**Request**
In the entries below, identify every line with the string "envelope" and copy it.

Records that describe figures

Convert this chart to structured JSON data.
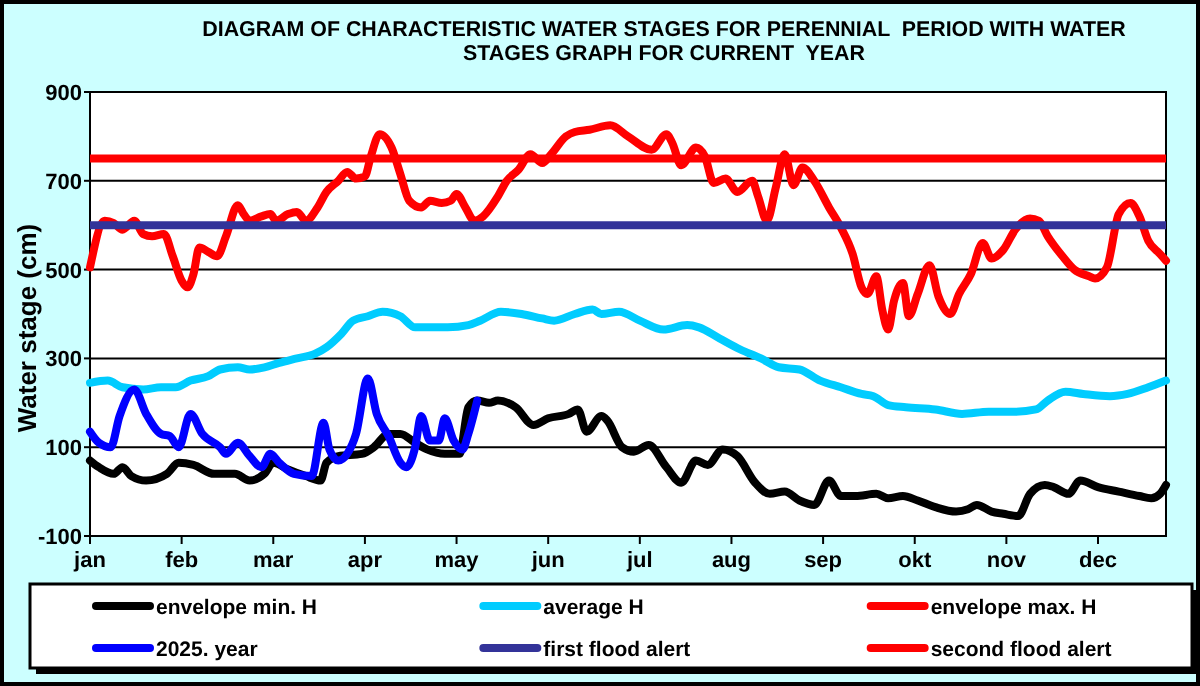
{
  "chart_data": {
    "type": "line",
    "title": "DIAGRAM OF CHARACTERISTIC WATER STAGES FOR PERENNIAL  PERIOD WITH WATER STAGES GRAPH FOR CURRENT  YEAR",
    "ylabel": "Water stage (cm)",
    "xlim": [
      "--01-01",
      "--12-31"
    ],
    "xticks": [
      {
        "value": "--01-01",
        "label": "jan"
      },
      {
        "value": "--02-01",
        "label": "feb"
      },
      {
        "value": "--03-04",
        "label": "mar"
      },
      {
        "value": "--04-04",
        "label": "apr"
      },
      {
        "value": "--05-05",
        "label": "may"
      },
      {
        "value": "--06-05",
        "label": "jun"
      },
      {
        "value": "--07-06",
        "label": "jul"
      },
      {
        "value": "--08-06",
        "label": "aug"
      },
      {
        "value": "--09-06",
        "label": "sep"
      },
      {
        "value": "--10-07",
        "label": "okt"
      },
      {
        "value": "--11-07",
        "label": "nov"
      },
      {
        "value": "--12-08",
        "label": "dec"
      }
    ],
    "ylim": [
      -100,
      900
    ],
    "yticks": [
      -100,
      100,
      300,
      500,
      700,
      900
    ],
    "grid": "y",
    "legend": "bottom",
    "series": [
      {
        "name": "envelope min. H",
        "color": "#000000",
        "x": [
          "--01-01",
          "--01-04",
          "--01-09",
          "--01-12",
          "--01-15",
          "--01-20",
          "--01-27",
          "--01-31",
          "--02-05",
          "--02-12",
          "--02-19",
          "--02-24",
          "--03-01",
          "--03-04",
          "--03-09",
          "--03-15",
          "--03-20",
          "--03-22",
          "--03-26",
          "--04-03",
          "--04-07",
          "--04-12",
          "--04-16",
          "--04-21",
          "--04-25",
          "--05-01",
          "--05-06",
          "--05-09",
          "--05-12",
          "--05-16",
          "--05-19",
          "--05-25",
          "--05-31",
          "--06-05",
          "--06-12",
          "--06-15",
          "--06-18",
          "--06-23",
          "--06-25",
          "--06-30",
          "--07-04",
          "--07-09",
          "--07-15",
          "--07-20",
          "--07-25",
          "--07-29",
          "--08-03",
          "--08-08",
          "--08-14",
          "--08-19",
          "--08-24",
          "--08-29",
          "--09-03",
          "--09-08",
          "--09-12",
          "--09-17",
          "--09-24",
          "--09-28",
          "--10-03",
          "--10-08",
          "--10-14",
          "--10-21",
          "--10-25",
          "--10-28",
          "--11-02",
          "--11-06",
          "--11-11",
          "--11-15",
          "--11-20",
          "--11-23",
          "--11-28",
          "--12-02",
          "--12-08",
          "--12-15",
          "--12-22",
          "--12-26",
          "--12-29",
          "--12-31"
        ],
        "values": [
          70,
          55,
          40,
          55,
          35,
          25,
          40,
          65,
          60,
          40,
          40,
          25,
          40,
          65,
          50,
          35,
          25,
          65,
          80,
          85,
          100,
          130,
          130,
          110,
          95,
          85,
          85,
          190,
          205,
          200,
          205,
          190,
          150,
          165,
          175,
          185,
          135,
          170,
          160,
          100,
          90,
          105,
          55,
          20,
          70,
          60,
          95,
          80,
          20,
          -5,
          0,
          -20,
          -30,
          25,
          -10,
          -10,
          -5,
          -15,
          -10,
          -20,
          -35,
          -45,
          -40,
          -30,
          -45,
          -50,
          -55,
          -5,
          15,
          10,
          -5,
          25,
          10,
          0,
          -10,
          -15,
          -5,
          15
        ]
      },
      {
        "name": "average H",
        "color": "#00ccff",
        "x": [
          "--01-01",
          "--01-07",
          "--01-12",
          "--01-19",
          "--01-25",
          "--01-30",
          "--02-04",
          "--02-10",
          "--02-14",
          "--02-20",
          "--02-24",
          "--03-01",
          "--03-06",
          "--03-12",
          "--03-18",
          "--03-22",
          "--03-27",
          "--03-31",
          "--04-05",
          "--04-10",
          "--04-16",
          "--04-21",
          "--04-25",
          "--05-02",
          "--05-09",
          "--05-13",
          "--05-20",
          "--05-27",
          "--06-03",
          "--06-07",
          "--06-14",
          "--06-20",
          "--06-23",
          "--06-29",
          "--07-06",
          "--07-14",
          "--07-22",
          "--07-26",
          "--08-02",
          "--08-09",
          "--08-16",
          "--08-22",
          "--08-29",
          "--09-05",
          "--09-12",
          "--09-19",
          "--09-23",
          "--09-28",
          "--10-04",
          "--10-14",
          "--10-23",
          "--11-01",
          "--11-10",
          "--11-17",
          "--11-21",
          "--11-27",
          "--12-03",
          "--12-12",
          "--12-18",
          "--12-25",
          "--12-31"
        ],
        "values": [
          245,
          250,
          235,
          230,
          235,
          235,
          250,
          260,
          275,
          280,
          275,
          280,
          290,
          300,
          310,
          325,
          355,
          385,
          395,
          405,
          395,
          370,
          370,
          370,
          375,
          385,
          405,
          400,
          390,
          385,
          400,
          410,
          400,
          405,
          385,
          365,
          375,
          370,
          345,
          320,
          300,
          280,
          275,
          250,
          235,
          220,
          215,
          195,
          190,
          185,
          175,
          180,
          180,
          185,
          205,
          225,
          220,
          215,
          220,
          235,
          250
        ]
      },
      {
        "name": "envelope max. H",
        "color": "#ff0000",
        "x": [
          "--01-01",
          "--01-06",
          "--01-09",
          "--01-12",
          "--01-16",
          "--01-19",
          "--01-22",
          "--01-26",
          "--01-29",
          "--02-01",
          "--02-03",
          "--02-05",
          "--02-07",
          "--02-10",
          "--02-13",
          "--02-16",
          "--02-20",
          "--02-22",
          "--02-24",
          "--02-28",
          "--03-03",
          "--03-05",
          "--03-09",
          "--03-12",
          "--03-15",
          "--03-19",
          "--03-22",
          "--03-26",
          "--03-29",
          "--04-01",
          "--04-04",
          "--04-06",
          "--04-09",
          "--04-13",
          "--04-16",
          "--04-19",
          "--04-23",
          "--04-26",
          "--04-30",
          "--05-03",
          "--05-05",
          "--05-08",
          "--05-11",
          "--05-14",
          "--05-19",
          "--05-22",
          "--05-26",
          "--05-30",
          "--06-03",
          "--06-06",
          "--06-11",
          "--06-14",
          "--06-19",
          "--06-26",
          "--07-02",
          "--07-10",
          "--07-15",
          "--07-17",
          "--07-20",
          "--07-25",
          "--07-28",
          "--07-31",
          "--08-04",
          "--08-08",
          "--08-13",
          "--08-15",
          "--08-18",
          "--08-21",
          "--08-24",
          "--08-27",
          "--08-30",
          "--09-03",
          "--09-08",
          "--09-12",
          "--09-16",
          "--09-19",
          "--09-21",
          "--09-24",
          "--09-26",
          "--09-28",
          "--09-30",
          "--10-03",
          "--10-05",
          "--10-08",
          "--10-12",
          "--10-15",
          "--10-19",
          "--10-22",
          "--10-26",
          "--10-30",
          "--11-02",
          "--11-06",
          "--11-10",
          "--11-15",
          "--11-18",
          "--11-21",
          "--11-26",
          "--11-30",
          "--12-05",
          "--12-07",
          "--12-11",
          "--12-15",
          "--12-19",
          "--12-22",
          "--12-25",
          "--12-29",
          "--12-31"
        ],
        "values": [
          505,
          610,
          605,
          590,
          610,
          580,
          575,
          580,
          530,
          475,
          460,
          490,
          550,
          540,
          530,
          575,
          645,
          625,
          610,
          620,
          625,
          610,
          625,
          630,
          610,
          640,
          675,
          700,
          720,
          705,
          710,
          755,
          805,
          775,
          715,
          655,
          640,
          655,
          650,
          655,
          670,
          640,
          610,
          620,
          665,
          700,
          725,
          760,
          740,
          760,
          800,
          810,
          815,
          825,
          800,
          770,
          805,
          785,
          735,
          775,
          755,
          695,
          705,
          675,
          700,
          665,
          610,
          685,
          760,
          690,
          730,
          700,
          640,
          595,
          535,
          460,
          445,
          485,
          410,
          365,
          430,
          470,
          395,
          445,
          510,
          440,
          400,
          445,
          490,
          560,
          525,
          545,
          590,
          615,
          610,
          575,
          530,
          500,
          485,
          480,
          505,
          625,
          650,
          620,
          565,
          535,
          520
        ]
      },
      {
        "name": "2025. year",
        "color": "#0000ff",
        "x": [
          "--01-01",
          "--01-04",
          "--01-08",
          "--01-11",
          "--01-16",
          "--01-20",
          "--01-25",
          "--01-28",
          "--01-31",
          "--02-04",
          "--02-08",
          "--02-14",
          "--02-16",
          "--02-20",
          "--02-24",
          "--02-28",
          "--03-03",
          "--03-06",
          "--03-11",
          "--03-17",
          "--03-21",
          "--03-23",
          "--03-26",
          "--03-29",
          "--04-01",
          "--04-05",
          "--04-08",
          "--04-12",
          "--04-16",
          "--04-18",
          "--04-21",
          "--04-23",
          "--04-26",
          "--04-29",
          "--05-01",
          "--05-04",
          "--05-07",
          "--05-09",
          "--05-12"
        ],
        "values": [
          135,
          110,
          100,
          170,
          230,
          175,
          130,
          125,
          100,
          175,
          130,
          100,
          85,
          110,
          80,
          55,
          85,
          65,
          40,
          35,
          155,
          95,
          70,
          85,
          130,
          255,
          175,
          125,
          65,
          55,
          100,
          170,
          115,
          115,
          165,
          115,
          95,
          130,
          205
        ]
      }
    ],
    "ref_lines": [
      {
        "axis": "y",
        "value": 600,
        "label": "first flood alert",
        "color": "#333399"
      },
      {
        "axis": "y",
        "value": 750,
        "label": "second flood alert",
        "color": "#ff0000"
      }
    ]
  }
}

**Written answer**
        "name": "envelope min. H",
        "name": "envelope max. H",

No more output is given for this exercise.